__Set problem__.
Copy out every line that contains "éditer".

— start of Data lines —

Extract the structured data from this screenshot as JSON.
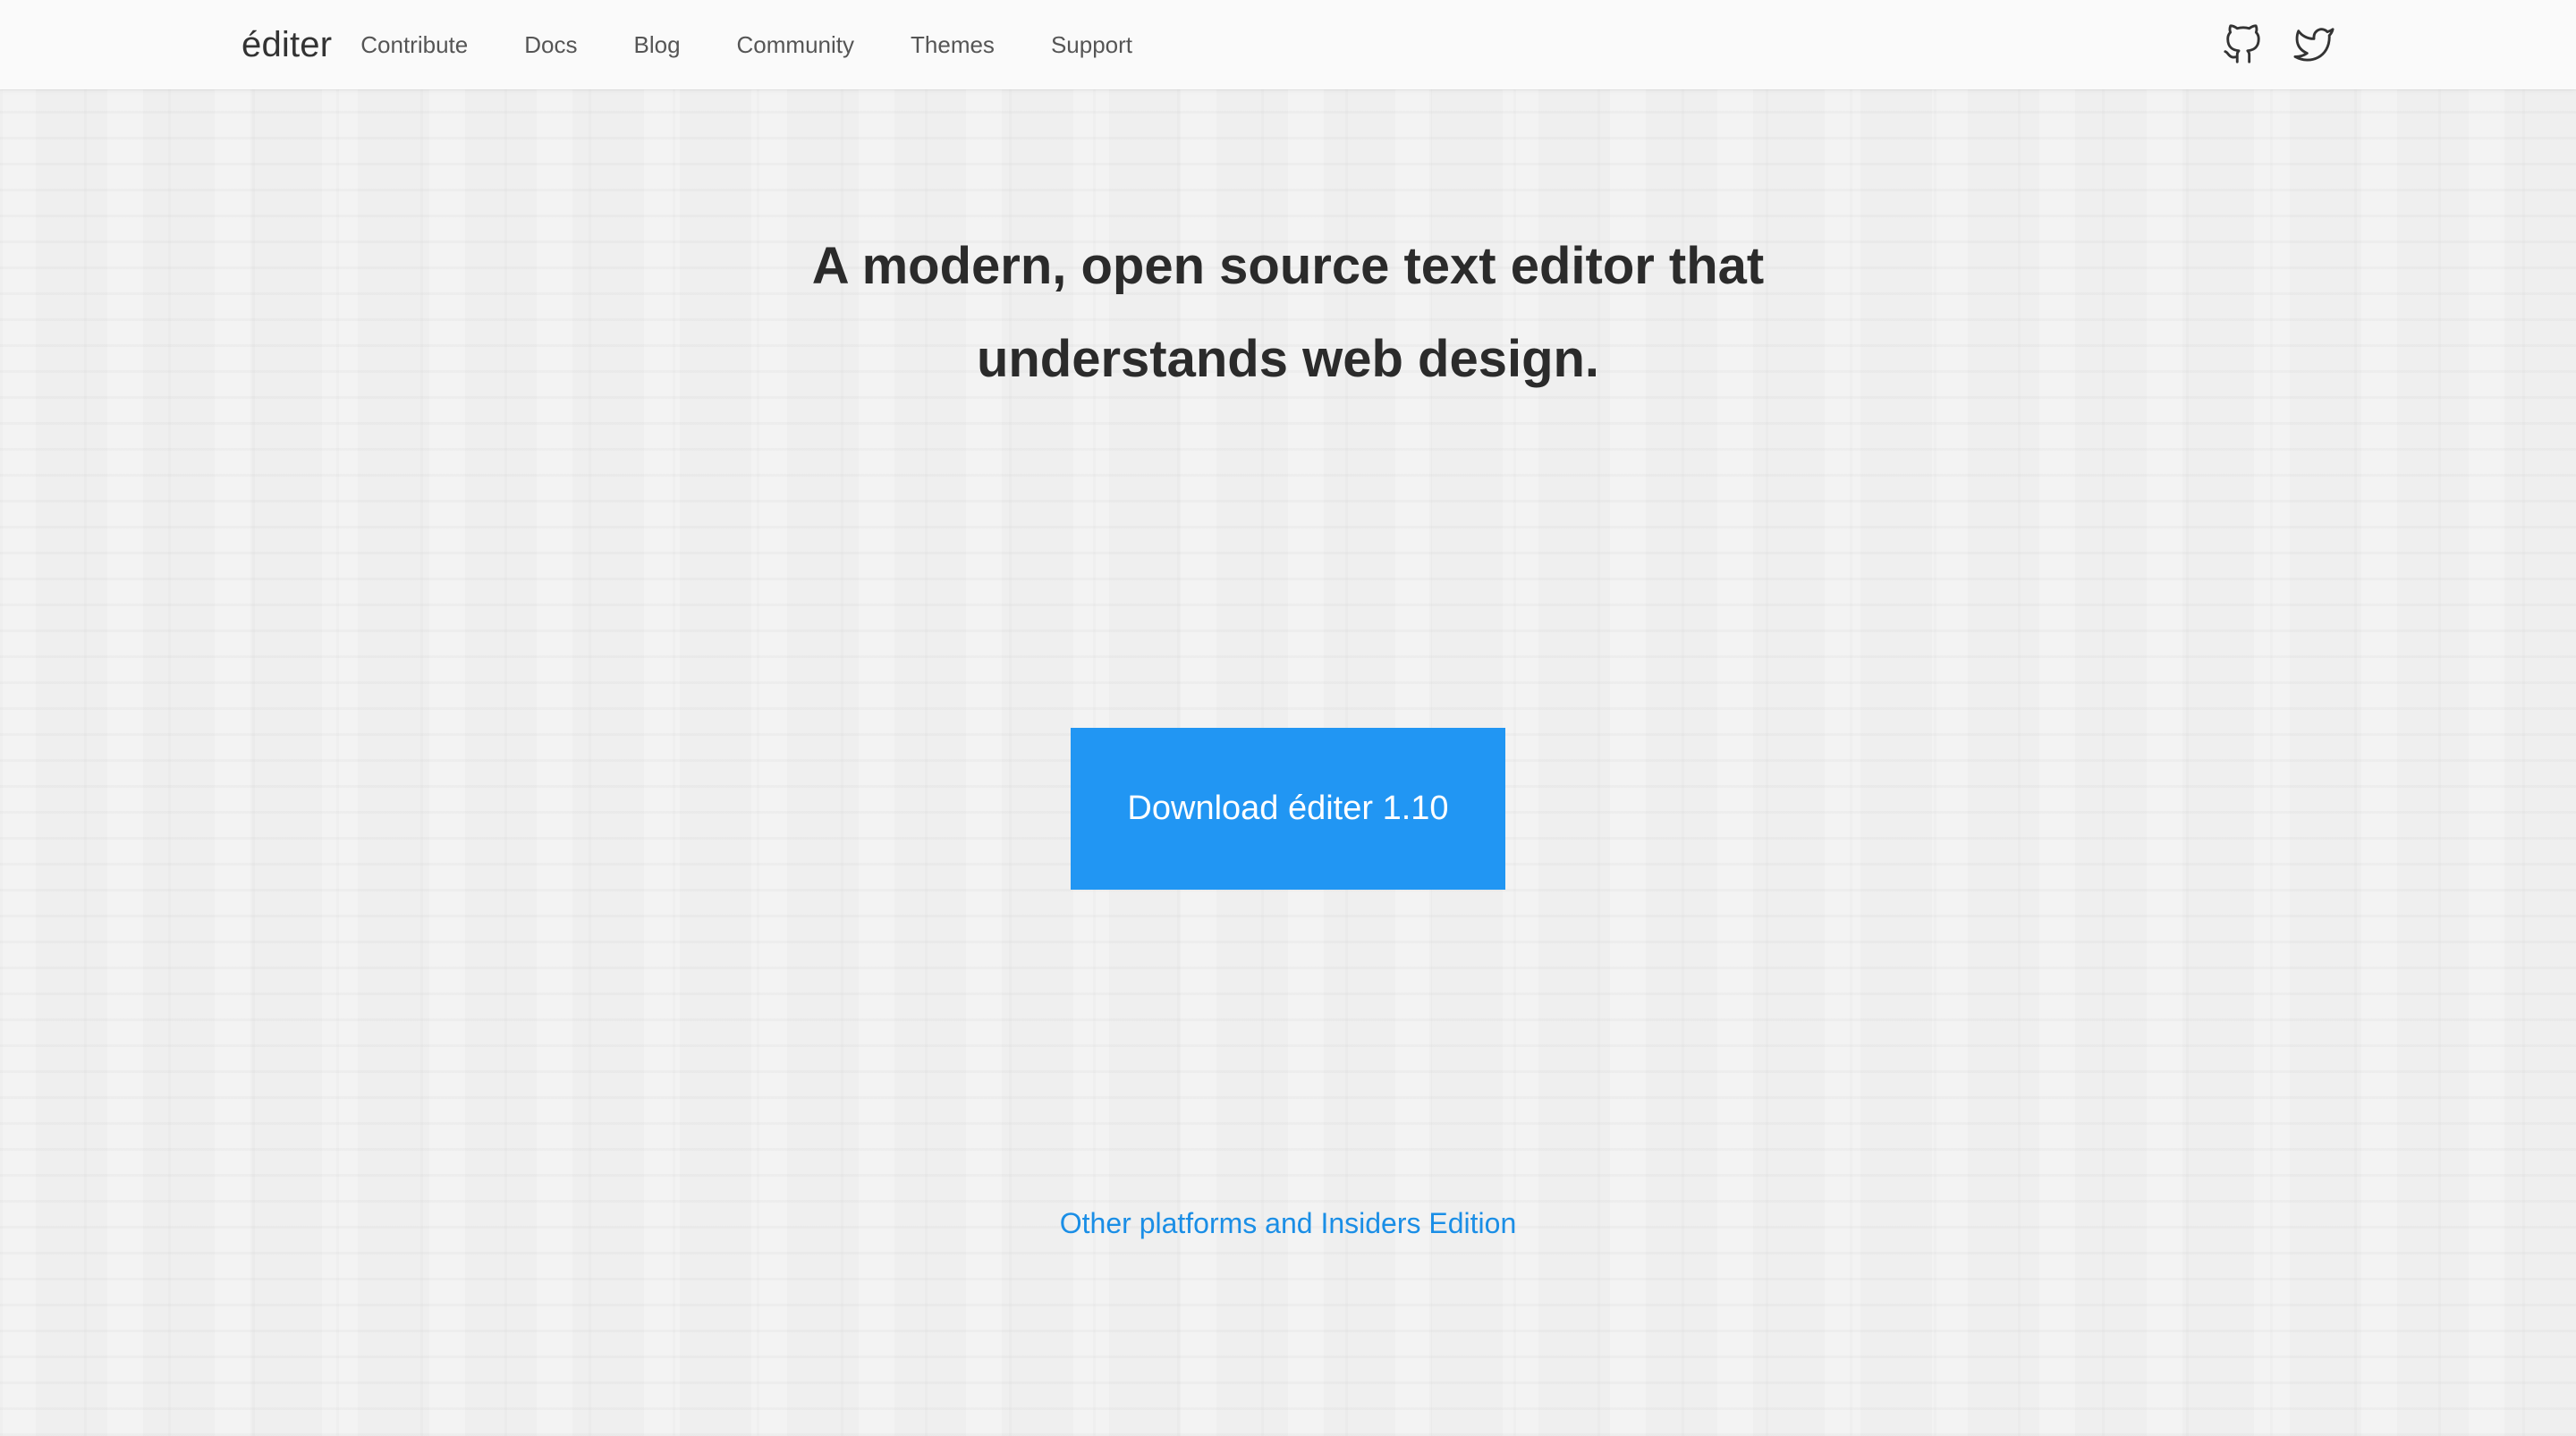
{
  "header": {
    "brand": "éditer",
    "nav": [
      {
        "label": "Contribute"
      },
      {
        "label": "Docs"
      },
      {
        "label": "Blog"
      },
      {
        "label": "Community"
      },
      {
        "label": "Themes"
      },
      {
        "label": "Support"
      }
    ],
    "icons": [
      "github-icon",
      "twitter-icon"
    ]
  },
  "hero": {
    "title_line1": "A modern, open source text editor that",
    "title_line2": "understands web design."
  },
  "download": {
    "button_label": "Download éditer 1.10",
    "other_link": "Other platforms and Insiders Edition"
  },
  "colors": {
    "accent": "#2196f3",
    "link": "#1a8ee6",
    "background": "#efefef",
    "navbar": "#fafafa"
  }
}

— end of Data lines —

__Result of this exercise__.
    "brand": "éditer",
    "button_label": "Download éditer 1.10",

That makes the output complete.